[PROMPT]:
Wherever the word "части" appears in the entries, copy the whole line.

[PROVIDED DATA]:
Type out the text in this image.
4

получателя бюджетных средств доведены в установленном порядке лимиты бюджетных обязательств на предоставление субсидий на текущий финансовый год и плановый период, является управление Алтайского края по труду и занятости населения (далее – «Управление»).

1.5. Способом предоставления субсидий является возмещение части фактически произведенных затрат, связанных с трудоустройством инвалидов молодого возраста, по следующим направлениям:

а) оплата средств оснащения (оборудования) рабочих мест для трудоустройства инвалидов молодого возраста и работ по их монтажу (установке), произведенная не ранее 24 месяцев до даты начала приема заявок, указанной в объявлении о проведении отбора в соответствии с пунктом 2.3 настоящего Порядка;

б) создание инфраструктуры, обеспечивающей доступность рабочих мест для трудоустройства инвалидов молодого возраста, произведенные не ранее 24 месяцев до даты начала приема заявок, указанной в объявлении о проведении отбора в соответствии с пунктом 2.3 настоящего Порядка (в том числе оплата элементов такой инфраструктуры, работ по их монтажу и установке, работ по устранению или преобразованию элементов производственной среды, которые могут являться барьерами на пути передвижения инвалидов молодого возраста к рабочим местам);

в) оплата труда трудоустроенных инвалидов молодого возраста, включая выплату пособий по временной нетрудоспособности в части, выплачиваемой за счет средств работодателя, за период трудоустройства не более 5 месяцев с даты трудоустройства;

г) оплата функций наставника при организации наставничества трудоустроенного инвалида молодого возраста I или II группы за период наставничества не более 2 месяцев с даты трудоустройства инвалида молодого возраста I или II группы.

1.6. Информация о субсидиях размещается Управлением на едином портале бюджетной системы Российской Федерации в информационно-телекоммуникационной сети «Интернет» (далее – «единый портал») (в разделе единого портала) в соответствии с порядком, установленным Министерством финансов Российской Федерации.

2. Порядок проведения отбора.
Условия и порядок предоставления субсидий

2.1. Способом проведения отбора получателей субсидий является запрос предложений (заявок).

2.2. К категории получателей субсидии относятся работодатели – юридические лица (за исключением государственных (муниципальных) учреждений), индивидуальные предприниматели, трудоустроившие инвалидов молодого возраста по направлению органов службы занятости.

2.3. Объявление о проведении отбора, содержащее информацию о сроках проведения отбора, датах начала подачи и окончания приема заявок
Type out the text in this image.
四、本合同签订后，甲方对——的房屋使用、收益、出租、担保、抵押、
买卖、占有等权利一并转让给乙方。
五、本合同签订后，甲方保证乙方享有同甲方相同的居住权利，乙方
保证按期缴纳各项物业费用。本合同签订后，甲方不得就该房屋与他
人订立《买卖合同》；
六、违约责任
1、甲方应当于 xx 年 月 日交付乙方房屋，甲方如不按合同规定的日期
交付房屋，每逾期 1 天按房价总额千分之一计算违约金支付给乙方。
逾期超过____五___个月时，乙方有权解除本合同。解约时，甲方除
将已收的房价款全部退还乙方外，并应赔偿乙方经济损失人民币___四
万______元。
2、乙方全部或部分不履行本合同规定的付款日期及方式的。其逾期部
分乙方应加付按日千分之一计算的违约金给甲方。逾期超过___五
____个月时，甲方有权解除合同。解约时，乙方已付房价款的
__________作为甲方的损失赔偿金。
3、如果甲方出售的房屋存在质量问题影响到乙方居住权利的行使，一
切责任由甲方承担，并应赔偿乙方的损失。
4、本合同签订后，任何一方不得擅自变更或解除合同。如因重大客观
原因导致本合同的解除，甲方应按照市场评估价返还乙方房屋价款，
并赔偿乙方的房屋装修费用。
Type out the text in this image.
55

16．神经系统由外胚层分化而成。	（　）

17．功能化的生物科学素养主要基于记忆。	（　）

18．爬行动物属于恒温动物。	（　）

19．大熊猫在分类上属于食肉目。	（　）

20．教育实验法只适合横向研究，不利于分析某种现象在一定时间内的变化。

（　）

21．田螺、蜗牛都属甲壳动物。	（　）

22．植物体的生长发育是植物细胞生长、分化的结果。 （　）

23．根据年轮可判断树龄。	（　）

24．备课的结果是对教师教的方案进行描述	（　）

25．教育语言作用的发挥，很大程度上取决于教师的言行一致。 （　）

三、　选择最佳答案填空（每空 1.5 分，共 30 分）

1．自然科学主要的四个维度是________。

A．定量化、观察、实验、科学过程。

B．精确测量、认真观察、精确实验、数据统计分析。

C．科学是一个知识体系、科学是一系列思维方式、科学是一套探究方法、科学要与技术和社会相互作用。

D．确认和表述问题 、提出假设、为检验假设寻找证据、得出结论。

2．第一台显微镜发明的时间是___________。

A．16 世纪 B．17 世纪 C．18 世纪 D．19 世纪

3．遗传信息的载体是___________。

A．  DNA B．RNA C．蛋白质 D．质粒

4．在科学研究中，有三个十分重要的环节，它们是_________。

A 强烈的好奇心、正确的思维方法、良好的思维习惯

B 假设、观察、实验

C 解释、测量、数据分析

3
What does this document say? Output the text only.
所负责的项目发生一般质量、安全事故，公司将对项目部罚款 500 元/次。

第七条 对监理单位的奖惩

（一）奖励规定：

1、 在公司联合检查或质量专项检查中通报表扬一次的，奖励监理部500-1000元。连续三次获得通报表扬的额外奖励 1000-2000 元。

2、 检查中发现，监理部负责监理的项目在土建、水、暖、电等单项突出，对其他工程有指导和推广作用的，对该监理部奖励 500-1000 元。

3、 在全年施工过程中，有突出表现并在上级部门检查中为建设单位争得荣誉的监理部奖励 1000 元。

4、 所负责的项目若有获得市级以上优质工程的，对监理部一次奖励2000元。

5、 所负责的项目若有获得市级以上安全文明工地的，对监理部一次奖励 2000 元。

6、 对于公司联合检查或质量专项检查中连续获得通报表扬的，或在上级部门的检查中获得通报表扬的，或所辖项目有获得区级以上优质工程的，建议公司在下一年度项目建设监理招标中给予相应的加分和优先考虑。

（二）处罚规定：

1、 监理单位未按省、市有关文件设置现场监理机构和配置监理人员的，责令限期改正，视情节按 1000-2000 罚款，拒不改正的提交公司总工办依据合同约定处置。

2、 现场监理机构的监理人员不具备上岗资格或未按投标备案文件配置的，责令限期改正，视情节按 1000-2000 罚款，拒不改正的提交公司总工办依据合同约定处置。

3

[RESULT]:
1.5. Способом предоставления субсидий является возмещение части фактически произведенных затрат, связанных с трудоустройством инвалидов молодого возраста, по следующим направлениям:
в) оплата труда трудоустроенных инвалидов молодого возраста, включая выплату пособий по временной нетрудоспособности в части, выплачиваемой за счет средств работодателя, за период трудоустройства не более 5 месяцев с даты трудоустройства;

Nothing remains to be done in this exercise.